PROMPT. Transcribe every entry word for word, but skip the images.

GIVEN RECORDS.
>>>>

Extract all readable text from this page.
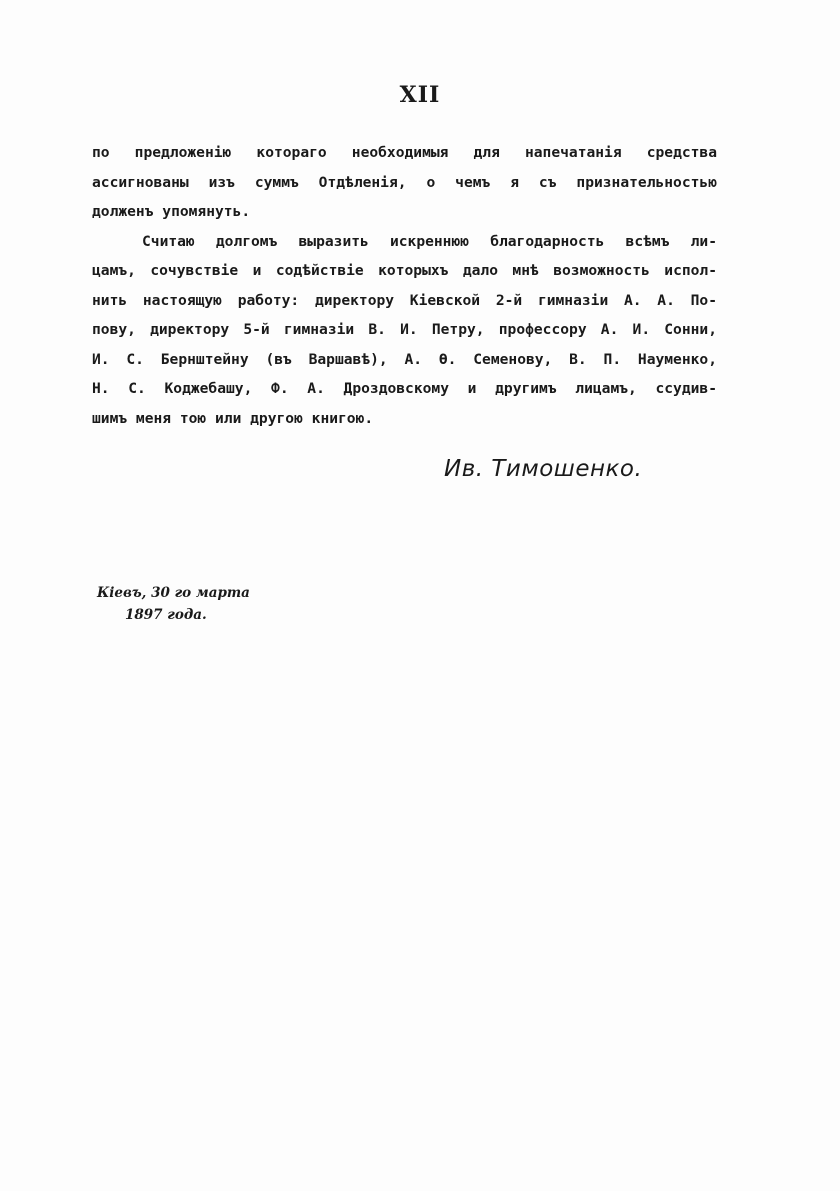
XII
по предложенію котораго необходимыя для напечатанія средства
ассигнованы изъ суммъ Отдѣленія, о чемъ я съ признательностью
долженъ упомянуть.
Считаю долгомъ выразить искреннюю благодарность всѣмъ ли-
цамъ, сочувствіе и содѣйствіе которыхъ дало мнѣ возможность испол-
нить настоящую работу: директору Кіевской 2-й гимназіи А. А. По-
пову, директору 5-й гимназіи В. И. Петру, профессору А. И. Сонни,
И. С. Бернштейну (въ Варшавѣ), А. Ѳ. Семенову, В. П. Науменко,
Н. С. Коджебашу, Ф. А. Дроздовскому и другимъ лицамъ, ссудив-
шимъ меня тою или другою книгою.
Ив. Тимошенко.
Кіевъ, 30 го марта
1897 года.
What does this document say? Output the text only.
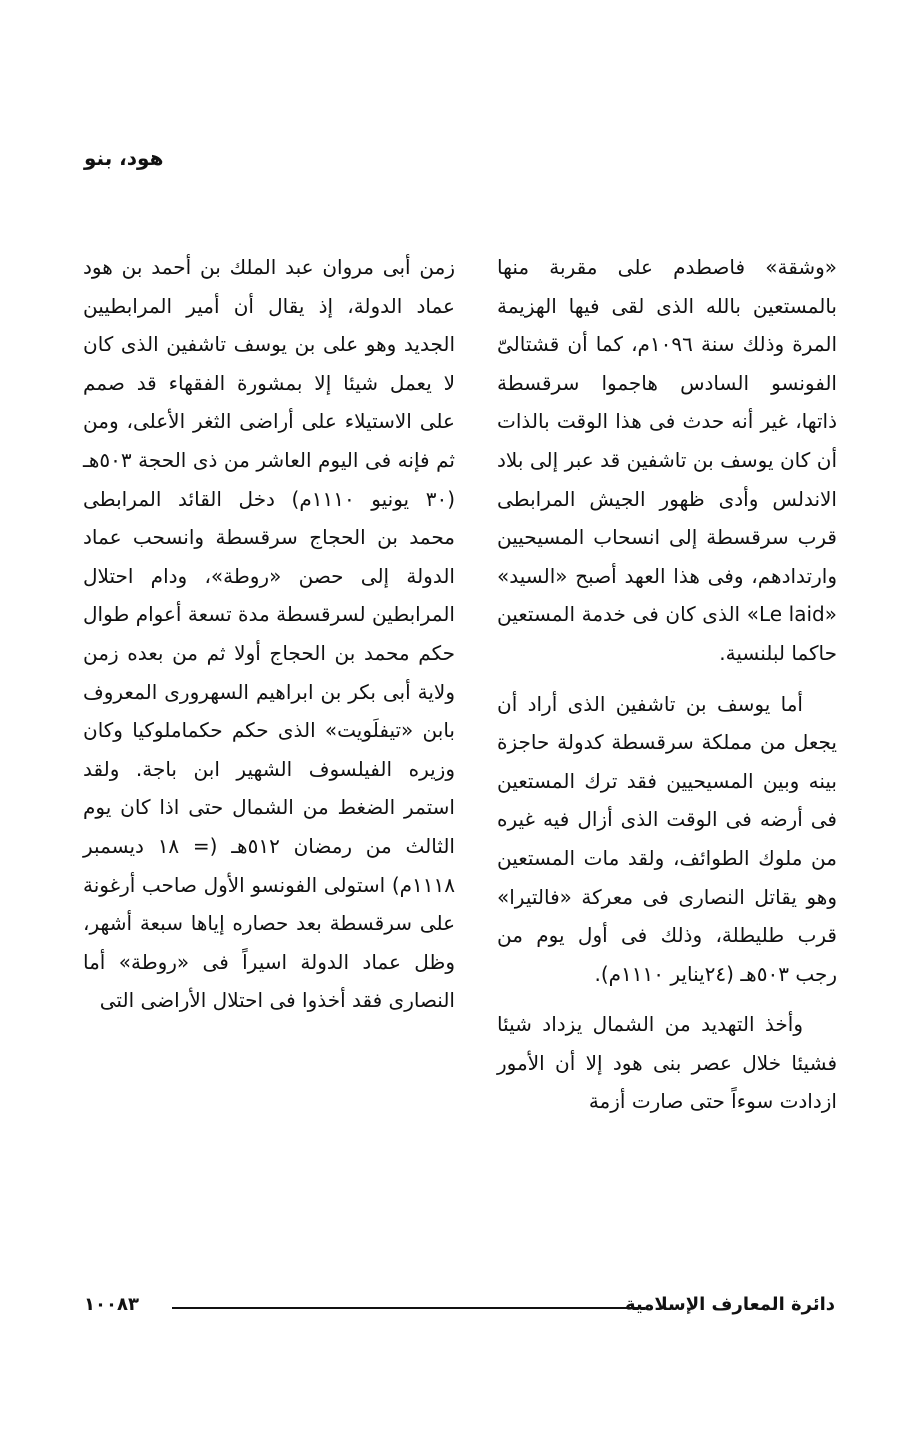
هود، بنو

«وشقة» فاصطدم على مقربة منها بالمستعين بالله الذى لقى فيها الهزيمة المرة وذلك سنة ١٠٩٦م، كما أن قشتالىّ الفونسو السادس هاجموا سرقسطة ذاتها، غير أنه حدث فى هذا الوقت بالذات أن كان يوسف بن تاشفين قد عبر إلى بلاد الاندلس وأدى ظهور الجيش المرابطى قرب سرقسطة إلى انسحاب المسيحيين وارتدادهم، وفى هذا العهد أصبح «السيد» «Le laid» الذى كان فى خدمة المستعين حاكما لبلنسية.

أما يوسف بن تاشفين الذى أراد أن يجعل من مملكة سرقسطة كدولة حاجزة بينه وبين المسيحيين فقد ترك المستعين فى أرضه فى الوقت الذى أزال فيه غيره من ملوك الطوائف، ولقد مات المستعين وهو يقاتل النصارى فى معركة «فالتيرا» قرب طليطلة، وذلك فى أول يوم من رجب ٥٠٣هـ (٢٤يناير ١١١٠م).

وأخذ التهديد من الشمال يزداد شيئا فشيئا خلال عصر بنى هود إلا أن الأمور ازدادت سوءاً حتى صارت أزمة

زمن أبى مروان عبد الملك بن أحمد بن هود عماد الدولة، إذ يقال أن أمير المرابطيين الجديد وهو على بن يوسف تاشفين الذى كان لا يعمل شيئا إلا بمشورة الفقهاء قد صمم على الاستيلاء على أراضى الثغر الأعلى، ومن ثم فإنه فى اليوم العاشر من ذى الحجة ٥٠٣هـ (٣٠ يونيو ١١١٠م) دخل القائد المرابطى محمد بن الحجاج سرقسطة وانسحب عماد الدولة إلى حصن «روطة»، ودام احتلال المرابطين لسرقسطة مدة تسعة أعوام طوال حكم محمد بن الحجاج أولا ثم من بعده زمن ولاية أبى بكر بن ابراهيم السهرورى المعروف بابن «تيفلَويت» الذى حكم حكماملوكيا وكان وزيره الفيلسوف الشهير ابن باجة. ولقد استمر الضغط من الشمال حتى اذا كان يوم الثالث من رمضان ٥١٢هـ (= ١٨ ديسمبر ١١١٨م) استولى الفونسو الأول صاحب أرغونة على سرقسطة بعد حصاره إياها سبعة أشهر، وظل عماد الدولة اسيراً فى «روطة» أما النصارى فقد أخذوا فى احتلال الأراضى التى

١٠٠٨٣	دائرة المعارف الإسلامية
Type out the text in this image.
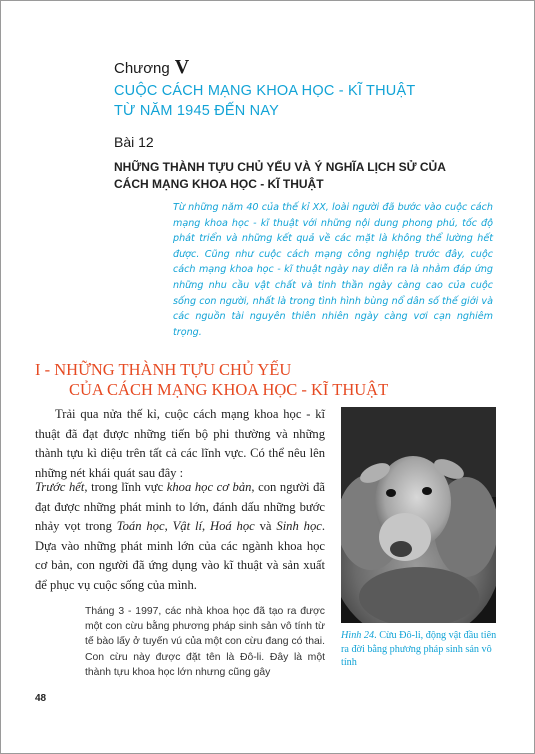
Chương V
CUỘC CÁCH MẠNG KHOA HỌC - KĨ THUẬT
TỪ NĂM 1945 ĐẾN NAY
Bài 12
NHỮNG THÀNH TỰU CHỦ YẾU VÀ Ý NGHĨA LỊCH SỬ CỦA
CÁCH MẠNG KHOA HỌC - KĨ THUẬT
Từ những năm 40 của thế kỉ XX, loài người đã bước vào cuộc cách mạng khoa học - kĩ thuật với những nội dung phong phú, tốc độ phát triển và những kết quả về các mặt là không thể lường hết được. Cũng như cuộc cách mạng công nghiệp trước đây, cuộc cách mạng khoa học - kĩ thuật ngày nay diễn ra là nhằm đáp ứng những nhu cầu vật chất và tinh thần ngày càng cao của cuộc sống con người, nhất là trong tình hình bùng nổ dân số thế giới và các nguồn tài nguyên thiên nhiên ngày càng vơi cạn nghiêm trọng.
I - NHỮNG THÀNH TỰU CHỦ YẾU
CỦA CÁCH MẠNG KHOA HỌC - KĨ THUẬT
Trải qua nửa thế kỉ, cuộc cách mạng khoa học - kĩ thuật đã đạt được những tiến bộ phi thường và những thành tựu kì diệu trên tất cả các lĩnh vực. Có thể nêu lên những nét khái quát sau đây :
Trước hết, trong lĩnh vực khoa học cơ bản, con người đã đạt được những phát minh to lớn, đánh dấu những bước nhảy vọt trong Toán học, Vật lí, Hoá học và Sinh học. Dựa vào những phát minh lớn của các ngành khoa học cơ bản, con người đã ứng dụng vào kĩ thuật và sản xuất để phục vụ cuộc sống của mình.
Tháng 3 - 1997, các nhà khoa học đã tạo ra được một con cừu bằng phương pháp sinh sản vô tính từ tế bào lấy ở tuyến vú của một con cừu đang có thai. Con cừu này được đặt tên là Đô-li. Đây là một thành tựu khoa học lớn nhưng cũng gây
Hình 24. Cừu Đô-li, động vật đầu tiên ra đời bằng phương pháp sinh sản vô tính
48
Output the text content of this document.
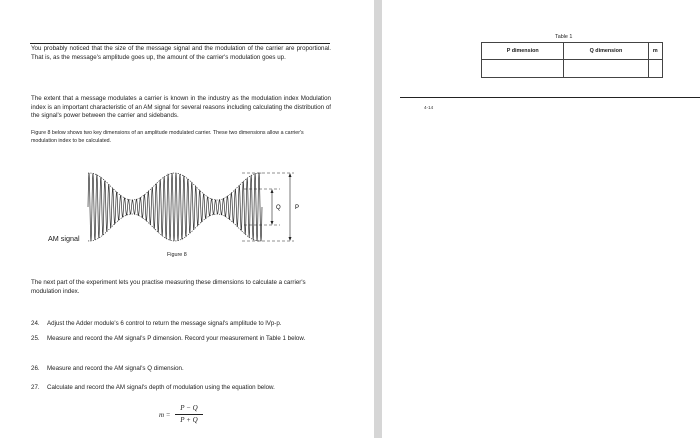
You probably noticed that the size of the message signal and the modulation of the carrier are proportional. That is, as the message's amplitude goes up, the amount of the carrier's modulation goes up.

The extent that a message modulates a carrier is known in the industry as the modulation index Modulation index is an important characteristic of an AM signal for several reasons including calculating the distribution of the signal's power between the carrier and sidebands.

Figure 8 below shows two key dimensions of an amplitude modulated carrier. These two dimensions allow a carrier's modulation index to be calculated.

AM signal
Q P
Figure 8

The next part of the experiment lets you practise measuring these dimensions to calculate a carrier's modulation index.

24.	Adjust the Adder module's 6 control to return the message signal's amplitude to lVp-p.
25.	Measure and record the AM signal's P dimension. Record your measurement in Table 1 below.
26.	Measure and record the AM signal's Q dimension.
27.	Calculate and record the AM signal's depth of modulation using the equation below.
m =
P − Q
P + Q
Table 1
P dimension	Q dimension	m

4-14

<<<<

RESULT OF THE TASK.
Extract all readable text from this page.
XII
по предложенію котораго необходимыя для напечатанія средства
ассигнованы изъ суммъ Отдѣленія, о чемъ я съ признательностью
долженъ упомянуть.
Считаю долгомъ выразить искреннюю благодарность всѣмъ ли-
цамъ, сочувствіе и содѣйствіе которыхъ дало мнѣ возможность испол-
нить настоящую работу: директору Кіевской 2-й гимназіи А. А. По-
пову, директору 5-й гимназіи В. И. Петру, профессору А. И. Сонни,
И. С. Бернштейну (въ Варшавѣ), А. Ѳ. Семенову, В. П. Науменко,
Н. С. Коджебашу, Ф. А. Дроздовскому и другимъ лицамъ, ссудив-
шимъ меня тою или другою книгою.
Ив. Тимошенко.
Кіевъ, 30 го марта
1897 года.
What does this document say? Output the text only.
هود، بنو

«وشقة» فاصطدم على مقربة منها بالمستعين بالله الذى لقى فيها الهزيمة المرة وذلك سنة ١٠٩٦م، كما أن قشتالىّ الفونسو السادس هاجموا سرقسطة ذاتها، غير أنه حدث فى هذا الوقت بالذات أن كان يوسف بن تاشفين قد عبر إلى بلاد الاندلس وأدى ظهور الجيش المرابطى قرب سرقسطة إلى انسحاب المسيحيين وارتدادهم، وفى هذا العهد أصبح «السيد» «Le laid» الذى كان فى خدمة المستعين حاكما لبلنسية.

أما يوسف بن تاشفين الذى أراد أن يجعل من مملكة سرقسطة كدولة حاجزة بينه وبين المسيحيين فقد ترك المستعين فى أرضه فى الوقت الذى أزال فيه غيره من ملوك الطوائف، ولقد مات المستعين وهو يقاتل النصارى فى معركة «فالتيرا» قرب طليطلة، وذلك فى أول يوم من رجب ٥٠٣هـ (٢٤يناير ١١١٠م).

وأخذ التهديد من الشمال يزداد شيئا فشيئا خلال عصر بنى هود إلا أن الأمور ازدادت سوءاً حتى صارت أزمة

زمن أبى مروان عبد الملك بن أحمد بن هود عماد الدولة، إذ يقال أن أمير المرابطيين الجديد وهو على بن يوسف تاشفين الذى كان لا يعمل شيئا إلا بمشورة الفقهاء قد صمم على الاستيلاء على أراضى الثغر الأعلى، ومن ثم فإنه فى اليوم العاشر من ذى الحجة ٥٠٣هـ (٣٠ يونيو ١١١٠م) دخل القائد المرابطى محمد بن الحجاج سرقسطة وانسحب عماد الدولة إلى حصن «روطة»، ودام احتلال المرابطين لسرقسطة مدة تسعة أعوام طوال حكم محمد بن الحجاج أولا ثم من بعده زمن ولاية أبى بكر بن ابراهيم السهرورى المعروف بابن «تيفلَويت» الذى حكم حكماملوكيا وكان وزيره الفيلسوف الشهير ابن باجة. ولقد استمر الضغط من الشمال حتى اذا كان يوم الثالث من رمضان ٥١٢هـ (= ١٨ ديسمبر ١١١٨م) استولى الفونسو الأول صاحب أرغونة على سرقسطة بعد حصاره إياها سبعة أشهر، وظل عماد الدولة اسيراً فى «روطة» أما النصارى فقد أخذوا فى احتلال الأراضى التى

١٠٠٨٣	دائرة المعارف الإسلامية
Type out the text in this image.
Chương V
CUỘC CÁCH MẠNG KHOA HỌC - KĨ THUẬT
TỪ NĂM 1945 ĐẾN NAY
Bài 12
NHỮNG THÀNH TỰU CHỦ YẾU VÀ Ý NGHĨA LỊCH SỬ CỦA
CÁCH MẠNG KHOA HỌC - KĨ THUẬT
Từ những năm 40 của thế kỉ XX, loài người đã bước vào cuộc cách mạng khoa học - kĩ thuật với những nội dung phong phú, tốc độ phát triển và những kết quả về các mặt là không thể lường hết được. Cũng như cuộc cách mạng công nghiệp trước đây, cuộc cách mạng khoa học - kĩ thuật ngày nay diễn ra là nhằm đáp ứng những nhu cầu vật chất và tinh thần ngày càng cao của cuộc sống con người, nhất là trong tình hình bùng nổ dân số thế giới và các nguồn tài nguyên thiên nhiên ngày càng vơi cạn nghiêm trọng.
I - NHỮNG THÀNH TỰU CHỦ YẾU
CỦA CÁCH MẠNG KHOA HỌC - KĨ THUẬT
Trải qua nửa thế kỉ, cuộc cách mạng khoa học - kĩ thuật đã đạt được những tiến bộ phi thường và những thành tựu kì diệu trên tất cả các lĩnh vực. Có thể nêu lên những nét khái quát sau đây :
Trước hết, trong lĩnh vực khoa học cơ bản, con người đã đạt được những phát minh to lớn, đánh dấu những bước nhảy vọt trong Toán học, Vật lí, Hoá học và Sinh học. Dựa vào những phát minh lớn của các ngành khoa học cơ bản, con người đã ứng dụng vào kĩ thuật và sản xuất để phục vụ cuộc sống của mình.
Tháng 3 - 1997, các nhà khoa học đã tạo ra được một con cừu bằng phương pháp sinh sản vô tính từ tế bào lấy ở tuyến vú của một con cừu đang có thai. Con cừu này được đặt tên là Đô-li. Đây là một thành tựu khoa học lớn nhưng cũng gây
Hình 24. Cừu Đô-li, động vật đầu tiên ra đời bằng phương pháp sinh sản vô tính
48
Output the text content of this document.
You probably noticed that the size of the message signal and the modulation of the carrier are proportional. That is, as the message's amplitude goes up, the amount of the carrier's modulation goes up.

The extent that a message modulates a carrier is known in the industry as the modulation index Modulation index is an important characteristic of an AM signal for several reasons including calculating the distribution of the signal's power between the carrier and sidebands.

Figure 8 below shows two key dimensions of an amplitude modulated carrier. These two dimensions allow a carrier's modulation index to be calculated.

AM signal
Q P
Figure 8

The next part of the experiment lets you practise measuring these dimensions to calculate a carrier's modulation index.

24.	Adjust the Adder module's 6 control to return the message signal's amplitude to lVp-p.
25.	Measure and record the AM signal's P dimension. Record your measurement in Table 1 below.
26.	Measure and record the AM signal's Q dimension.
27.	Calculate and record the AM signal's depth of modulation using the equation below.
m =
P − Q
P + Q
Table 1
P dimension	Q dimension	m

4-14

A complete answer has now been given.